** begin Exercise inputs **

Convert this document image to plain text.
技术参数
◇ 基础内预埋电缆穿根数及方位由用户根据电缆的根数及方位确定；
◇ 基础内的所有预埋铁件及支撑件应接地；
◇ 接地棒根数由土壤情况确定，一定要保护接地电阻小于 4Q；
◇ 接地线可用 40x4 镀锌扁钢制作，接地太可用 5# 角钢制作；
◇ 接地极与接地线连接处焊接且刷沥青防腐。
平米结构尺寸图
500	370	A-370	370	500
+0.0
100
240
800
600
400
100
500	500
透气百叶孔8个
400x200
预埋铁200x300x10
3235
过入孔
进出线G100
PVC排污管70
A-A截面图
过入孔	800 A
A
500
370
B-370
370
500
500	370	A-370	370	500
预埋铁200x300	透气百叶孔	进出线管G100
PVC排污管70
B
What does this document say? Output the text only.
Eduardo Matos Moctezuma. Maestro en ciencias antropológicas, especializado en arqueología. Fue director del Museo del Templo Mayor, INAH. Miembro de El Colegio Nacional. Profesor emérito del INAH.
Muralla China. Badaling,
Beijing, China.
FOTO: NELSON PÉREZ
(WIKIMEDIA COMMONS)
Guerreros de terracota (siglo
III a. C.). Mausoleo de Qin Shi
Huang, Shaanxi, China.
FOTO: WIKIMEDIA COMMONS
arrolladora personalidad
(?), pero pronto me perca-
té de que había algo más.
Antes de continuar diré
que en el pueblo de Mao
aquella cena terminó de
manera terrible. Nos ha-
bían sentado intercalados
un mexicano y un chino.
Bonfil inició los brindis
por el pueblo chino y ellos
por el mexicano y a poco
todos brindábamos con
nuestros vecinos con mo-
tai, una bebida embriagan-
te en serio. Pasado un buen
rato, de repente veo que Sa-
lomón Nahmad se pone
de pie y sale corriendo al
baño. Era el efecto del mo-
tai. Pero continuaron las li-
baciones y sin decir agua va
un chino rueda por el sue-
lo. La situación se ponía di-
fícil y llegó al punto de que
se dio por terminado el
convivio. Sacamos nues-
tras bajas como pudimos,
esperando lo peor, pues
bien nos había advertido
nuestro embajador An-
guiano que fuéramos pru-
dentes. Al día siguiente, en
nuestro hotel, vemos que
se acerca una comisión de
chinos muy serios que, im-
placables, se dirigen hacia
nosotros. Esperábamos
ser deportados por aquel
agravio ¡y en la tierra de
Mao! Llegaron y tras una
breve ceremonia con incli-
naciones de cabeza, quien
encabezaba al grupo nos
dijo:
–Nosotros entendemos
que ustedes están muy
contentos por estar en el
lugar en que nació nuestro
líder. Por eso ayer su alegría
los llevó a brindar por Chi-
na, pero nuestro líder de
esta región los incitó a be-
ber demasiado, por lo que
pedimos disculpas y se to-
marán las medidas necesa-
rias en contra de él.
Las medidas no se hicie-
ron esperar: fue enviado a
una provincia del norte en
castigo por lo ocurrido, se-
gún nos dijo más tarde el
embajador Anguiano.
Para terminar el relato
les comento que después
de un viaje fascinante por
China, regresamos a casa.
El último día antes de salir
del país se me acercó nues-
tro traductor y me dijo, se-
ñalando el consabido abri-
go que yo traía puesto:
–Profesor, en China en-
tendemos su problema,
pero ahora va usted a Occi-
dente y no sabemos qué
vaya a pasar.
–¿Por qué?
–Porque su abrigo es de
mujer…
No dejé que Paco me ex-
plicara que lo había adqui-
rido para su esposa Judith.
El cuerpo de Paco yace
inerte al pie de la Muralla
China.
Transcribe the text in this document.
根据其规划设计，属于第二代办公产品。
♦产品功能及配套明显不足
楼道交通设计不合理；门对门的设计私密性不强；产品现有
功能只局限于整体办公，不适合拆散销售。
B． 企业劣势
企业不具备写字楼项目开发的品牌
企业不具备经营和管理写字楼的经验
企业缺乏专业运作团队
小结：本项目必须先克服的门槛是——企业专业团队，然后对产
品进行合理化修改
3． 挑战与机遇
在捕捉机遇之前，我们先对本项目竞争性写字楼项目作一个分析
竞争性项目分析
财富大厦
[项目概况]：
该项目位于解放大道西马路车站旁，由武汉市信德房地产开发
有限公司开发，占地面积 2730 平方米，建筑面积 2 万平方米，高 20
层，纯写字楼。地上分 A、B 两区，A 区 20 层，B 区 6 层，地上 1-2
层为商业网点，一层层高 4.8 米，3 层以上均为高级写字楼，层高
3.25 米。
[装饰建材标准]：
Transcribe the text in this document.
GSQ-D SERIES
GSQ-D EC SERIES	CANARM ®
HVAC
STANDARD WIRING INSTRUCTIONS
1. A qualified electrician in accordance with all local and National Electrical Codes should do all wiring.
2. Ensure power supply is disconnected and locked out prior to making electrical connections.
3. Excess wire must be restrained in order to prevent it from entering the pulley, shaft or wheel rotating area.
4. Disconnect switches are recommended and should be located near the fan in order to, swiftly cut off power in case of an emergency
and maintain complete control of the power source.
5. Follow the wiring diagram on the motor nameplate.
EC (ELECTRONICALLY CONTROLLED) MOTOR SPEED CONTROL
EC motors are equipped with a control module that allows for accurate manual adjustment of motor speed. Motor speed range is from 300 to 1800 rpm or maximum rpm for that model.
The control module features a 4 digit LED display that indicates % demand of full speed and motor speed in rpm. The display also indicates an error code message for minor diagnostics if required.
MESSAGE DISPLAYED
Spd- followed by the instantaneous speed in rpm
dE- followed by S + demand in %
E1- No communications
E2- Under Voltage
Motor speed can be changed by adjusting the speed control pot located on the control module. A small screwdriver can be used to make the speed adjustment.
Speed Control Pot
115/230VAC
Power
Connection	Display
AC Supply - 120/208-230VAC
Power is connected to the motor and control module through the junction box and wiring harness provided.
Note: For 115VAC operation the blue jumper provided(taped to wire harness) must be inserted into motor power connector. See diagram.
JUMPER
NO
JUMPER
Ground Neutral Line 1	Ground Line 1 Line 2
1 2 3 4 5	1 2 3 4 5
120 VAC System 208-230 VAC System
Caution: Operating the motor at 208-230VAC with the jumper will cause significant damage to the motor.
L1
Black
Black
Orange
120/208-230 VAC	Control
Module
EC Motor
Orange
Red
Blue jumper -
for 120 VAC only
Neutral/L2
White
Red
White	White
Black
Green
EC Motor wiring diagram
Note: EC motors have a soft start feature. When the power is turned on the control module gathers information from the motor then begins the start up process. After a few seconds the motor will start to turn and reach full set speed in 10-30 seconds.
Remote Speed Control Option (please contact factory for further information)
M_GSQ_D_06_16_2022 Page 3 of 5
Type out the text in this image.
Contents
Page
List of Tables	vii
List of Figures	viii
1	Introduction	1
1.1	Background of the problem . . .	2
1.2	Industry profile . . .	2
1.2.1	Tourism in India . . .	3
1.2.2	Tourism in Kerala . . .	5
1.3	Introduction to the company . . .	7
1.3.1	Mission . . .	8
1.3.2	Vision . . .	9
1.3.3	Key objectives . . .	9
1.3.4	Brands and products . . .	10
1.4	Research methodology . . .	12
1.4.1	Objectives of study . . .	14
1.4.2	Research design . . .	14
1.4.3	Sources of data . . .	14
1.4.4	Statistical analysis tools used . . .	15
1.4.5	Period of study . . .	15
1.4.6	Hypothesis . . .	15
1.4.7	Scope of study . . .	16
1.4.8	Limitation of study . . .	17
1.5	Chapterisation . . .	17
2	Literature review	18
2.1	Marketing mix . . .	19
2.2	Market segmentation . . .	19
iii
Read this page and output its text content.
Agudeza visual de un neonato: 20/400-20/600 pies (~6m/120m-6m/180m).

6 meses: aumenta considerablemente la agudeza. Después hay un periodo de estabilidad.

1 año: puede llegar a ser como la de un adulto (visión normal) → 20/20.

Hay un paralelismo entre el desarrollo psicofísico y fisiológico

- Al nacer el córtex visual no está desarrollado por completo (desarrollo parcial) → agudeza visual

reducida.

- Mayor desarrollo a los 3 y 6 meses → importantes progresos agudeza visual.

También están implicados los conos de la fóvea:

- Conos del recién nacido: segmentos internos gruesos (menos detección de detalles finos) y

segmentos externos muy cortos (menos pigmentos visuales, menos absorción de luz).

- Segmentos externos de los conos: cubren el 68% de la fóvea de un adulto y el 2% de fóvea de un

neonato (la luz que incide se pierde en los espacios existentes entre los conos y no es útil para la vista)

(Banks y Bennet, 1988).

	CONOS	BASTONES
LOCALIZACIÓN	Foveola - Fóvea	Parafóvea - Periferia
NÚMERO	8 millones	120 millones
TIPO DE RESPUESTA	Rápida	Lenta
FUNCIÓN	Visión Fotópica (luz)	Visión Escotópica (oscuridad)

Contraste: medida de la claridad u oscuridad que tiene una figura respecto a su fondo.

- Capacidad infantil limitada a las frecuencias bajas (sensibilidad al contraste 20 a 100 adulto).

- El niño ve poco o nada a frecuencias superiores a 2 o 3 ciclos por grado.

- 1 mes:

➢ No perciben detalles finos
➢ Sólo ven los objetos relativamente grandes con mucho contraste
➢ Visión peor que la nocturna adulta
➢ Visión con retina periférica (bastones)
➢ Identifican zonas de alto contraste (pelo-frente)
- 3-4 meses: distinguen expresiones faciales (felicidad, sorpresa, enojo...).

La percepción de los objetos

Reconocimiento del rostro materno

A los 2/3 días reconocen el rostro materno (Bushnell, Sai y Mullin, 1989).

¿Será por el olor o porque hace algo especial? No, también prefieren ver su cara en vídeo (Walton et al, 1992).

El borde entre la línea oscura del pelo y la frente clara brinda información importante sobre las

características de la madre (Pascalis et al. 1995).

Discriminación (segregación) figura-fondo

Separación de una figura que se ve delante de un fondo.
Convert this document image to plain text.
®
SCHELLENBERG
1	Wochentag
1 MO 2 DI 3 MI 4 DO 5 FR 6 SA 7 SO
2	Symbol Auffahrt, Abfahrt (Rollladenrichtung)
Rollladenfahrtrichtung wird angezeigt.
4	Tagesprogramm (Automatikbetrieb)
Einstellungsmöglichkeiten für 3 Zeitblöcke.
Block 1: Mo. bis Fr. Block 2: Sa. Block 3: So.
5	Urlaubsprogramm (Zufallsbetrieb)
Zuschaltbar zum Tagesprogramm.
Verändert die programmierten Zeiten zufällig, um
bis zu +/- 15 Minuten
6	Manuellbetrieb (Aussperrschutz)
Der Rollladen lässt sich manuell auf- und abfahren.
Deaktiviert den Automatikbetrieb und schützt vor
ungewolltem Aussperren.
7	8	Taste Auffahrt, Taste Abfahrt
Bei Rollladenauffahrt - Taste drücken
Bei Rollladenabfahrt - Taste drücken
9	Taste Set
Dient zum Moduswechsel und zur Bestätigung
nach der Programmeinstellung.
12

** end Exercise inputs **

Given exercise -
In the entries above, identify every line with the word "used". Copy those lines.

Response for this exercise -
Motor speed can be changed by adjusting the speed control pot located on the control module. A small screwdriver can be used to make the speed adjustment.
1.4.4	Statistical analysis tools used . . .	15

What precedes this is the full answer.